▶ [REQUIREMENT] Report only the number of lines in this material that include the string "Копировать".

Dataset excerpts

------------

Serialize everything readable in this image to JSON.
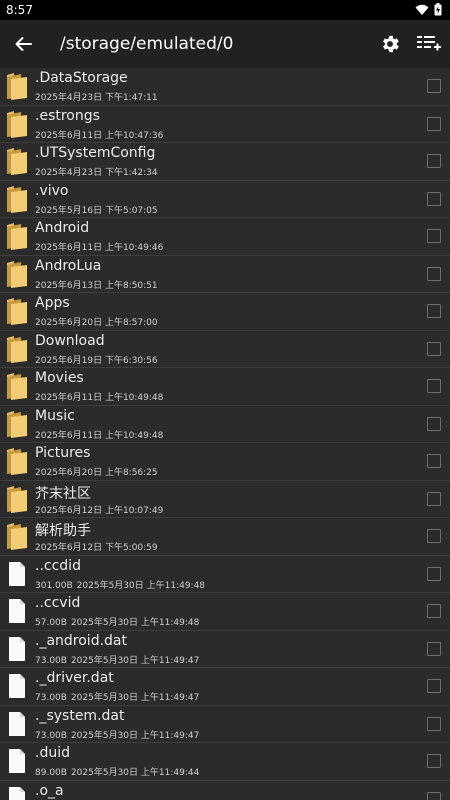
{
  "status_bar": {
    "time": "8:57"
  },
  "toolbar": {
    "path": "/storage/emulated/0"
  },
  "files": [
    {
      "type": "folder",
      "name": ".DataStorage",
      "date": "2025年4月23日 下午1:47:11"
    },
    {
      "type": "folder",
      "name": ".estrongs",
      "date": "2025年6月11日 上午10:47:36"
    },
    {
      "type": "folder",
      "name": ".UTSystemConfig",
      "date": "2025年4月23日 下午1:42:34"
    },
    {
      "type": "folder",
      "name": ".vivo",
      "date": "2025年5月16日 下午5:07:05"
    },
    {
      "type": "folder",
      "name": "Android",
      "date": "2025年6月11日 上午10:49:46"
    },
    {
      "type": "folder",
      "name": "AndroLua",
      "date": "2025年6月13日 上午8:50:51"
    },
    {
      "type": "folder",
      "name": "Apps",
      "date": "2025年6月20日 上午8:57:00"
    },
    {
      "type": "folder",
      "name": "Download",
      "date": "2025年6月19日 下午6:30:56"
    },
    {
      "type": "folder",
      "name": "Movies",
      "date": "2025年6月11日 上午10:49:48"
    },
    {
      "type": "folder",
      "name": "Music",
      "date": "2025年6月11日 上午10:49:48"
    },
    {
      "type": "folder",
      "name": "Pictures",
      "date": "2025年6月20日 上午8:56:25"
    },
    {
      "type": "folder",
      "name": "芥末社区",
      "date": "2025年6月12日 上午10:07:49"
    },
    {
      "type": "folder",
      "name": "解析助手",
      "date": "2025年6月12日 下午5:00:59"
    },
    {
      "type": "file",
      "name": "..ccdid",
      "size": "301.00B",
      "date": "2025年5月30日 上午11:49:48"
    },
    {
      "type": "file",
      "name": "..ccvid",
      "size": "57.00B",
      "date": "2025年5月30日 上午11:49:48"
    },
    {
      "type": "file",
      "name": "._android.dat",
      "size": "73.00B",
      "date": "2025年5月30日 上午11:49:47"
    },
    {
      "type": "file",
      "name": "._driver.dat",
      "size": "73.00B",
      "date": "2025年5月30日 上午11:49:47"
    },
    {
      "type": "file",
      "name": "._system.dat",
      "size": "73.00B",
      "date": "2025年5月30日 上午11:49:47"
    },
    {
      "type": "file",
      "name": ".duid",
      "size": "89.00B",
      "date": "2025年5月30日 上午11:49:44"
    },
    {
      "type": "file",
      "name": ".o_a",
      "size": "",
      "date": ""
    }
  ]
}
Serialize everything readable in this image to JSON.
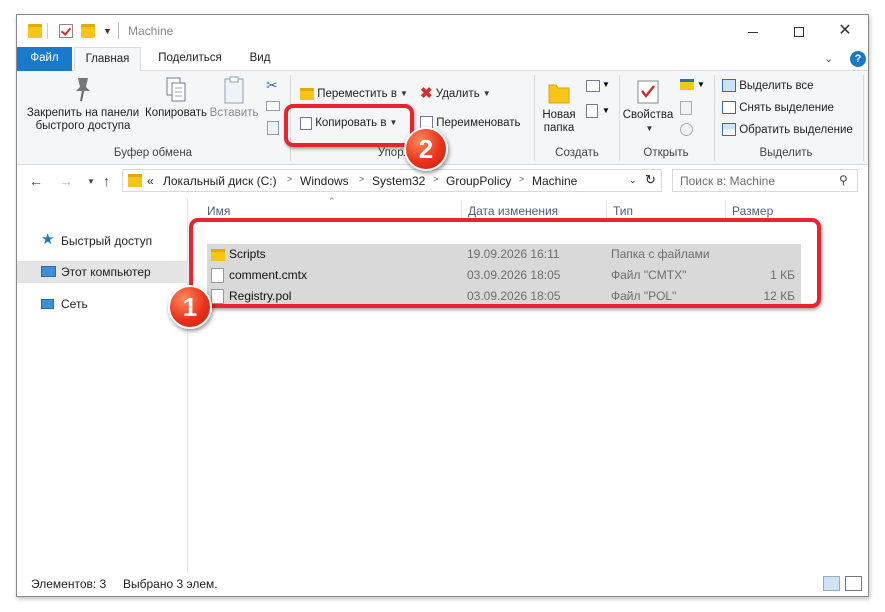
{
  "window": {
    "title": "Machine"
  },
  "tabs": {
    "file": "Файл",
    "home": "Главная",
    "share": "Поделиться",
    "view": "Вид"
  },
  "ribbon": {
    "clipboard": {
      "pin_label_1": "Закрепить на панели",
      "pin_label_2": "быстрого доступа",
      "copy_label": "Копировать",
      "paste_label": "Вставить",
      "group_label": "Буфер обмена"
    },
    "organize": {
      "move_to": "Переместить в",
      "copy_to": "Копировать в",
      "delete": "Удалить",
      "rename": "Переименовать",
      "group_label": "Упорядочить"
    },
    "new": {
      "new_folder_1": "Новая",
      "new_folder_2": "папка",
      "group_label": "Создать"
    },
    "open": {
      "properties": "Свойства",
      "group_label": "Открыть"
    },
    "select": {
      "select_all": "Выделить все",
      "select_none": "Снять выделение",
      "invert": "Обратить выделение",
      "group_label": "Выделить"
    }
  },
  "address": {
    "overflow": "«",
    "crumbs": [
      "Локальный диск (C:)",
      "Windows",
      "System32",
      "GroupPolicy",
      "Machine"
    ],
    "search_placeholder": "Поиск в: Machine"
  },
  "nav": {
    "items": [
      {
        "label": "Быстрый доступ",
        "icon": "star-icon"
      },
      {
        "label": "Этот компьютер",
        "icon": "computer-icon"
      },
      {
        "label": "Сеть",
        "icon": "network-icon"
      }
    ]
  },
  "filelist": {
    "columns": {
      "name": "Имя",
      "date": "Дата изменения",
      "type": "Тип",
      "size": "Размер"
    },
    "rows": [
      {
        "name": "Scripts",
        "date": "19.09.2026 16:11",
        "type": "Папка с файлами",
        "size": "",
        "icon": "folder-icon"
      },
      {
        "name": "comment.cmtx",
        "date": "03.09.2026 18:05",
        "type": "Файл \"CMTX\"",
        "size": "1 КБ",
        "icon": "file-icon"
      },
      {
        "name": "Registry.pol",
        "date": "03.09.2026 18:05",
        "type": "Файл \"POL\"",
        "size": "12 КБ",
        "icon": "file-icon"
      }
    ]
  },
  "status": {
    "items_count": "Элементов: 3",
    "selected_count": "Выбрано 3 элем."
  },
  "annotations": {
    "badge_1": "1",
    "badge_2": "2"
  },
  "colors": {
    "accent": "#1979ca",
    "selection": "#d9d9d9",
    "callout": "#e8242f"
  }
}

------------

▶ [SOLUTION TO THE PROBLEM] 2